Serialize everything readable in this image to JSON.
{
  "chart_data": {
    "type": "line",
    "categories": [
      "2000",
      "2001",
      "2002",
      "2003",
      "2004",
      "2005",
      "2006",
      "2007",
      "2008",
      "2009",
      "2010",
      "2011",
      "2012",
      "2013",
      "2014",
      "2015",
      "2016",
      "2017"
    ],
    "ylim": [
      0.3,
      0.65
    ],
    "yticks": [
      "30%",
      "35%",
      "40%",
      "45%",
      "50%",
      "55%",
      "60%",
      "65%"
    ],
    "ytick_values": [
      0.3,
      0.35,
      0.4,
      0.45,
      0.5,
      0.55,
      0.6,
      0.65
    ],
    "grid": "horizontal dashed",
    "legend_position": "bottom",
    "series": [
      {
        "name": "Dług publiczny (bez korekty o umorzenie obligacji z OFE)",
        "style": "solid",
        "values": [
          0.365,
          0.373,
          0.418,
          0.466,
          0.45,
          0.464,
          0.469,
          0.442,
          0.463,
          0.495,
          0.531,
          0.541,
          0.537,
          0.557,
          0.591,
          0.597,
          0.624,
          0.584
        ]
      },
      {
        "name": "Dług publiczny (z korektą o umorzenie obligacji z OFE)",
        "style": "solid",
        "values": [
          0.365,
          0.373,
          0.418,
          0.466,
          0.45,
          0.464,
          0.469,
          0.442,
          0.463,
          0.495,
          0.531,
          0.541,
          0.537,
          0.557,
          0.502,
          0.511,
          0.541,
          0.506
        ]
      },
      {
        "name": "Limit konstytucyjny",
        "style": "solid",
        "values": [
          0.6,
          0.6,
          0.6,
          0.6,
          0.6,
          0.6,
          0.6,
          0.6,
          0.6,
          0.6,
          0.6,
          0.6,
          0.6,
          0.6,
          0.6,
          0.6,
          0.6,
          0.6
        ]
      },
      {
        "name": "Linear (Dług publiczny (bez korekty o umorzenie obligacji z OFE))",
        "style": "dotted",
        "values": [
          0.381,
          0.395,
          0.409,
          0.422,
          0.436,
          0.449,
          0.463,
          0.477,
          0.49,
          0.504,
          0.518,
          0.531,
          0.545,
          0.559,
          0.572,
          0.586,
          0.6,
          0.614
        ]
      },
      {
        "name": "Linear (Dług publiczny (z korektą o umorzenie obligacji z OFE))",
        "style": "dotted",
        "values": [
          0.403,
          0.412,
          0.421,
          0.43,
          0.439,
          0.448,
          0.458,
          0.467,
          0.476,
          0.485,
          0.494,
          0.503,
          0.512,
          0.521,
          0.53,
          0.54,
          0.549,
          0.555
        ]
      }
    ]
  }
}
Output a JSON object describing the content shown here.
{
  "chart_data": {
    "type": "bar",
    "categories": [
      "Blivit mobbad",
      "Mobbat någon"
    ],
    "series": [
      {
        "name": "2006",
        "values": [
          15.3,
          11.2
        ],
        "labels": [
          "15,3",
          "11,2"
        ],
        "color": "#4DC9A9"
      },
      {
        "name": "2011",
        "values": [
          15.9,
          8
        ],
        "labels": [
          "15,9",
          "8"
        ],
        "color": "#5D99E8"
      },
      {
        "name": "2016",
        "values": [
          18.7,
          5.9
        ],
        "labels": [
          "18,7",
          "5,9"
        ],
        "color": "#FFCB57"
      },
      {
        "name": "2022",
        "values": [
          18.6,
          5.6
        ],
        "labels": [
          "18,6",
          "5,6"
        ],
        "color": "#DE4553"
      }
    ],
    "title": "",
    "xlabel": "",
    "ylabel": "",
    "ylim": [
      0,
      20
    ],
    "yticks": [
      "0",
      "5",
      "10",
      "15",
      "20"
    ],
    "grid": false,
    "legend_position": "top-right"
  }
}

TASK GOAL - Reproduce exactly the lines from the one containing "Output a JSON" through the last line of the records above, including both, and nothing else.

WRITTEN SOLUTION -
Output a JSON object describing the content shown here.
{
  "chart_data": {
    "type": "bar",
    "categories": [
      "Blivit mobbad",
      "Mobbat någon"
    ],
    "series": [
      {
        "name": "2006",
        "values": [
          15.3,
          11.2
        ],
        "labels": [
          "15,3",
          "11,2"
        ],
        "color": "#4DC9A9"
      },
      {
        "name": "2011",
        "values": [
          15.9,
          8
        ],
        "labels": [
          "15,9",
          "8"
        ],
        "color": "#5D99E8"
      },
      {
        "name": "2016",
        "values": [
          18.7,
          5.9
        ],
        "labels": [
          "18,7",
          "5,9"
        ],
        "color": "#FFCB57"
      },
      {
        "name": "2022",
        "values": [
          18.6,
          5.6
        ],
        "labels": [
          "18,6",
          "5,6"
        ],
        "color": "#DE4553"
      }
    ],
    "title": "",
    "xlabel": "",
    "ylabel": "",
    "ylim": [
      0,
      20
    ],
    "yticks": [
      "0",
      "5",
      "10",
      "15",
      "20"
    ],
    "grid": false,
    "legend_position": "top-right"
  }
}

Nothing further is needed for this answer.